(begin)

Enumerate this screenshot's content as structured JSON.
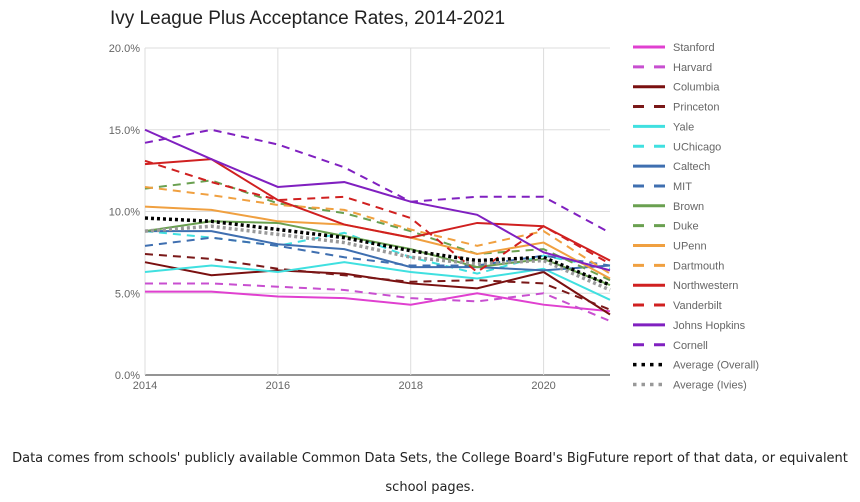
{
  "chart_data": {
    "type": "line",
    "title": "Ivy League Plus Acceptance Rates, 2014-2021",
    "xlabel": "",
    "ylabel": "",
    "x": [
      2014,
      2015,
      2016,
      2017,
      2018,
      2019,
      2020,
      2021
    ],
    "xticks": [
      "2014",
      "2016",
      "2018",
      "2020"
    ],
    "xtick_values": [
      2014,
      2016,
      2018,
      2020
    ],
    "yticks": [
      "0.0%",
      "5.0%",
      "10.0%",
      "15.0%",
      "20.0%"
    ],
    "ytick_values": [
      0,
      5,
      10,
      15,
      20
    ],
    "ylim": [
      0,
      20
    ],
    "xlim": [
      2014,
      2021
    ],
    "grid": true,
    "legend_position": "right",
    "series": [
      {
        "name": "Stanford",
        "color": "#e040d0",
        "style": "solid",
        "values": [
          5.1,
          5.1,
          4.8,
          4.7,
          4.3,
          5.0,
          4.3,
          3.9
        ]
      },
      {
        "name": "Harvard",
        "color": "#c84fd0",
        "style": "dashed",
        "values": [
          5.6,
          5.6,
          5.4,
          5.2,
          4.7,
          4.5,
          5.0,
          3.3
        ]
      },
      {
        "name": "Columbia",
        "color": "#7a1010",
        "style": "solid",
        "values": [
          6.9,
          6.1,
          6.4,
          6.2,
          5.6,
          5.3,
          6.3,
          3.7
        ]
      },
      {
        "name": "Princeton",
        "color": "#7a1818",
        "style": "dashed",
        "values": [
          7.4,
          7.1,
          6.5,
          6.1,
          5.7,
          5.8,
          5.6,
          4.0
        ]
      },
      {
        "name": "Yale",
        "color": "#40e0e0",
        "style": "solid",
        "values": [
          6.3,
          6.7,
          6.3,
          6.9,
          6.3,
          5.9,
          6.5,
          4.6
        ]
      },
      {
        "name": "UChicago",
        "color": "#40e0e0",
        "style": "dashed",
        "values": [
          8.8,
          8.4,
          7.9,
          8.7,
          7.2,
          6.2,
          7.3,
          6.5
        ]
      },
      {
        "name": "Caltech",
        "color": "#3f6fb0",
        "style": "solid",
        "values": [
          8.8,
          8.8,
          8.0,
          7.7,
          6.6,
          6.6,
          6.4,
          6.7
        ]
      },
      {
        "name": "MIT",
        "color": "#3f6fb0",
        "style": "dashed",
        "values": [
          7.9,
          8.4,
          7.9,
          7.2,
          6.7,
          6.7,
          7.3,
          6.7
        ]
      },
      {
        "name": "Brown",
        "color": "#6aa050",
        "style": "solid",
        "values": [
          8.8,
          9.4,
          9.3,
          8.5,
          7.7,
          6.6,
          7.1,
          5.5
        ]
      },
      {
        "name": "Duke",
        "color": "#6aa050",
        "style": "dashed",
        "values": [
          11.4,
          11.9,
          10.5,
          9.9,
          8.8,
          7.4,
          7.7,
          5.8
        ]
      },
      {
        "name": "UPenn",
        "color": "#f0a040",
        "style": "solid",
        "values": [
          10.3,
          10.1,
          9.4,
          9.2,
          8.4,
          7.4,
          8.1,
          5.9
        ]
      },
      {
        "name": "Dartmouth",
        "color": "#f0a040",
        "style": "dashed",
        "values": [
          11.5,
          11.0,
          10.4,
          10.1,
          8.9,
          7.9,
          8.8,
          6.2
        ]
      },
      {
        "name": "Northwestern",
        "color": "#d02020",
        "style": "solid",
        "values": [
          12.9,
          13.2,
          10.7,
          9.2,
          8.4,
          9.3,
          9.1,
          7.0
        ]
      },
      {
        "name": "Vanderbilt",
        "color": "#d02020",
        "style": "dashed",
        "values": [
          13.1,
          11.8,
          10.7,
          10.9,
          9.6,
          6.3,
          9.1,
          6.8
        ]
      },
      {
        "name": "Johns Hopkins",
        "color": "#8020c0",
        "style": "solid",
        "values": [
          15.0,
          13.2,
          11.5,
          11.8,
          10.6,
          9.8,
          7.5,
          6.4
        ]
      },
      {
        "name": "Cornell",
        "color": "#8020c0",
        "style": "dashed",
        "values": [
          14.2,
          15.0,
          14.1,
          12.7,
          10.6,
          10.9,
          10.9,
          8.7
        ]
      },
      {
        "name": "Average (Overall)",
        "color": "#000000",
        "style": "dotted",
        "values": [
          9.6,
          9.4,
          8.9,
          8.4,
          7.6,
          7.0,
          7.2,
          5.5
        ]
      },
      {
        "name": "Average (Ivies)",
        "color": "#999999",
        "style": "dotted",
        "values": [
          8.8,
          9.1,
          8.6,
          8.1,
          7.2,
          6.8,
          7.0,
          5.2
        ]
      }
    ]
  },
  "caption": "Data comes from schools' publicly available Common Data Sets, the College Board's BigFuture report of that data, or equivalent school pages."
}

(end)

TASK PROMPT => Each line containing the word "Average" counts once; report the total alone.

RESPONSE TO THIS EXERCISE => 2